● To be done
Look through the material below and count the lines with the string "vilka". Report only the count.

* Start Input for this task *

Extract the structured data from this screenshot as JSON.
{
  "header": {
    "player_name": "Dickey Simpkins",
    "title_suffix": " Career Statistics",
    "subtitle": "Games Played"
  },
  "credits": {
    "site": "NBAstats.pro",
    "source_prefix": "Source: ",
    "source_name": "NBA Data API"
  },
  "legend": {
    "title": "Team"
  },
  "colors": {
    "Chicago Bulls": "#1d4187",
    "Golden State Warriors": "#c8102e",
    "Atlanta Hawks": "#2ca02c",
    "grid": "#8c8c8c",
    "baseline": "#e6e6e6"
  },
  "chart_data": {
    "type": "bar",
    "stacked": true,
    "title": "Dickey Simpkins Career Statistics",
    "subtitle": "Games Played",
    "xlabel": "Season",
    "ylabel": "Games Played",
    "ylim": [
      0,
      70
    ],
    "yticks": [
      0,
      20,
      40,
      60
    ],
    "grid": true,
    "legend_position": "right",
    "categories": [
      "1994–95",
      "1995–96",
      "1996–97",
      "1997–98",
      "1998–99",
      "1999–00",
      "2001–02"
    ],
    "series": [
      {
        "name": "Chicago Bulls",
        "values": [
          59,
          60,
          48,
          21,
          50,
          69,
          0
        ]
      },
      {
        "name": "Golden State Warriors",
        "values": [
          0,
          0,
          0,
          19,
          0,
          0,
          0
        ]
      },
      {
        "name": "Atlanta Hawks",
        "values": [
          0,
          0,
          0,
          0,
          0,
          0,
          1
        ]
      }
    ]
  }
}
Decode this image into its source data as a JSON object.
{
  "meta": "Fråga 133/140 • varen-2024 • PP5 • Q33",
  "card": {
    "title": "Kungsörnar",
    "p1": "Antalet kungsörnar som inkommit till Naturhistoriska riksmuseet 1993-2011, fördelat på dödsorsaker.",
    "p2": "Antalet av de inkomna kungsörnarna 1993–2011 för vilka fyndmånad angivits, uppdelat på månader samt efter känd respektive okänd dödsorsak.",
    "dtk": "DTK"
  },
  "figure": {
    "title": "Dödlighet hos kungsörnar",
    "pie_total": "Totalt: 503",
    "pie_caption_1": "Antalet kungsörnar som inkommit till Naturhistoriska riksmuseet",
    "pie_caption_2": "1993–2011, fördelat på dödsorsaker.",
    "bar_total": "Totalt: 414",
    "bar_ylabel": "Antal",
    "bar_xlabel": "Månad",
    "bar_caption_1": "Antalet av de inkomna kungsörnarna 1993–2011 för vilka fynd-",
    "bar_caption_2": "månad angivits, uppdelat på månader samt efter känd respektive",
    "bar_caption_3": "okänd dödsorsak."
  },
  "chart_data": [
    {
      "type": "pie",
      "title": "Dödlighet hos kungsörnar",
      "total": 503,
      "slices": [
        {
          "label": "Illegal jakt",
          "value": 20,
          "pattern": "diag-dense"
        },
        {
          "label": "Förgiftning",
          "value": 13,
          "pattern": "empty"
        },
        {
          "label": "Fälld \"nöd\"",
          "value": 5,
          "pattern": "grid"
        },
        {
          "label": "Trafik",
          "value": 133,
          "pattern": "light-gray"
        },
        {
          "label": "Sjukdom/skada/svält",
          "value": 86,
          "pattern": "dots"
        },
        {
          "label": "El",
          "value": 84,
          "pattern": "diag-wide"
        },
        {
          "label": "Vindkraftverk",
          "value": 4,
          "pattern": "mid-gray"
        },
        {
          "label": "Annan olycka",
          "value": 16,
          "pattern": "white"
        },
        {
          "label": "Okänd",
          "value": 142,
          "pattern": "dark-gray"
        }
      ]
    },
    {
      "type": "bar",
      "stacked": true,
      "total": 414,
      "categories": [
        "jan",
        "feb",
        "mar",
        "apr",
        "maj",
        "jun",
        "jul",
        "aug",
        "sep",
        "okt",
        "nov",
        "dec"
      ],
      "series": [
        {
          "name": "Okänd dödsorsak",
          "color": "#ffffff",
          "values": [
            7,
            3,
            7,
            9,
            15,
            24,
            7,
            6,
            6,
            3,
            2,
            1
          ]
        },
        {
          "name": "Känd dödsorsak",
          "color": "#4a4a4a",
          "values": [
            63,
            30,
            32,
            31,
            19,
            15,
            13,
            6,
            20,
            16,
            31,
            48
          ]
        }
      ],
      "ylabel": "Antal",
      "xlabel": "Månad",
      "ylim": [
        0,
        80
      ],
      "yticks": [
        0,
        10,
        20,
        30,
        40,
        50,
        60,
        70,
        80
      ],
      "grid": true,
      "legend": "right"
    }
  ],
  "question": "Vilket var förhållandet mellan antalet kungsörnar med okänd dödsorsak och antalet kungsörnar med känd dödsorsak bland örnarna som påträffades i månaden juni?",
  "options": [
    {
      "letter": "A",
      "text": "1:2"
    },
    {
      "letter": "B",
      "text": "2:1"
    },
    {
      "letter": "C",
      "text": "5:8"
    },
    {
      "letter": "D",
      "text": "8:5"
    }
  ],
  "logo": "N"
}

* End Input for this task *

● Complete output
2